Challenge:
Would you pull out every line of the material that contains the string "充分发挥南黄海文化的育人功能"?

Data in this exercise:

________________________________________

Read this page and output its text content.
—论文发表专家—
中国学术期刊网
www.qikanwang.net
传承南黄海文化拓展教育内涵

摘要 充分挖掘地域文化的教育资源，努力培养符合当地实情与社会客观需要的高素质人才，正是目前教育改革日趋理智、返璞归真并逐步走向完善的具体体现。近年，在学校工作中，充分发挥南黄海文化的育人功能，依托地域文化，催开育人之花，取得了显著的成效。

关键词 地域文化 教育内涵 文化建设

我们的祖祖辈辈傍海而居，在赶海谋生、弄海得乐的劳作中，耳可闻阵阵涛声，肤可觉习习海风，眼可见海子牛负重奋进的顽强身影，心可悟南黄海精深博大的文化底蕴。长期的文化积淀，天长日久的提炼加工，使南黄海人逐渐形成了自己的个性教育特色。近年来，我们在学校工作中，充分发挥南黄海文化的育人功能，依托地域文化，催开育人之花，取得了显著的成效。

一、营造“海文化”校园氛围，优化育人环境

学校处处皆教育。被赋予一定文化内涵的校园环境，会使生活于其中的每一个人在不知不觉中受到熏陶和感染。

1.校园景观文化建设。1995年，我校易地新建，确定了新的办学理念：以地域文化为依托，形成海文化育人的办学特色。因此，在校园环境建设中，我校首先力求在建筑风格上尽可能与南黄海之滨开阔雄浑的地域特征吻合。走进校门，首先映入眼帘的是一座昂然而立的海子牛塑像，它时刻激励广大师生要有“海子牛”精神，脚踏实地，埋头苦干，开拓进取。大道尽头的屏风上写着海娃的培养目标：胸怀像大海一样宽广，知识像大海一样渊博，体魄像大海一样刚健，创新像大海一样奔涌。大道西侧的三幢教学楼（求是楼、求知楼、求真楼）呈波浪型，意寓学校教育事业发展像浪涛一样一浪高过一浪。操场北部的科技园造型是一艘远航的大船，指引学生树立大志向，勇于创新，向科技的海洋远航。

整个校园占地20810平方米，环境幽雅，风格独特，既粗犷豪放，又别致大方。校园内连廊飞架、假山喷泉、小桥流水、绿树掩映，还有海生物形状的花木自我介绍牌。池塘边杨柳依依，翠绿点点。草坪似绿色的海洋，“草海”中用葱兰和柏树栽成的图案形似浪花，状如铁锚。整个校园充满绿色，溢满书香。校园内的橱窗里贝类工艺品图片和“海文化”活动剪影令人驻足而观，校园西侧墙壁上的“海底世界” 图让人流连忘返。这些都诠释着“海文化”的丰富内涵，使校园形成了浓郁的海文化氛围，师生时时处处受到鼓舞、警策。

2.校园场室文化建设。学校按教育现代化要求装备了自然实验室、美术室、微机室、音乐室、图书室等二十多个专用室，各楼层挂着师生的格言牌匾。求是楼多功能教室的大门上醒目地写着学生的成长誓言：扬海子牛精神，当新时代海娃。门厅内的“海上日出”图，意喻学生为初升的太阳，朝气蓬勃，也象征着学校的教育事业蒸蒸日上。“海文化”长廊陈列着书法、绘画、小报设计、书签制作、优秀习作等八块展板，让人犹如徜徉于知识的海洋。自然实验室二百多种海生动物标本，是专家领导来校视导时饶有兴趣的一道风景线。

________________________________________

Full solution:
摘要 充分挖掘地域文化的教育资源，努力培养符合当地实情与社会客观需要的高素质人才，正是目前教育改革日趋理智、返璞归真并逐步走向完善的具体体现。近年，在学校工作中，充分发挥南黄海文化的育人功能，依托地域文化，催开育人之花，取得了显著的成效。
我们的祖祖辈辈傍海而居，在赶海谋生、弄海得乐的劳作中，耳可闻阵阵涛声，肤可觉习习海风，眼可见海子牛负重奋进的顽强身影，心可悟南黄海精深博大的文化底蕴。长期的文化积淀，天长日久的提炼加工，使南黄海人逐渐形成了自己的个性教育特色。近年来，我们在学校工作中，充分发挥南黄海文化的育人功能，依托地域文化，催开育人之花，取得了显著的成效。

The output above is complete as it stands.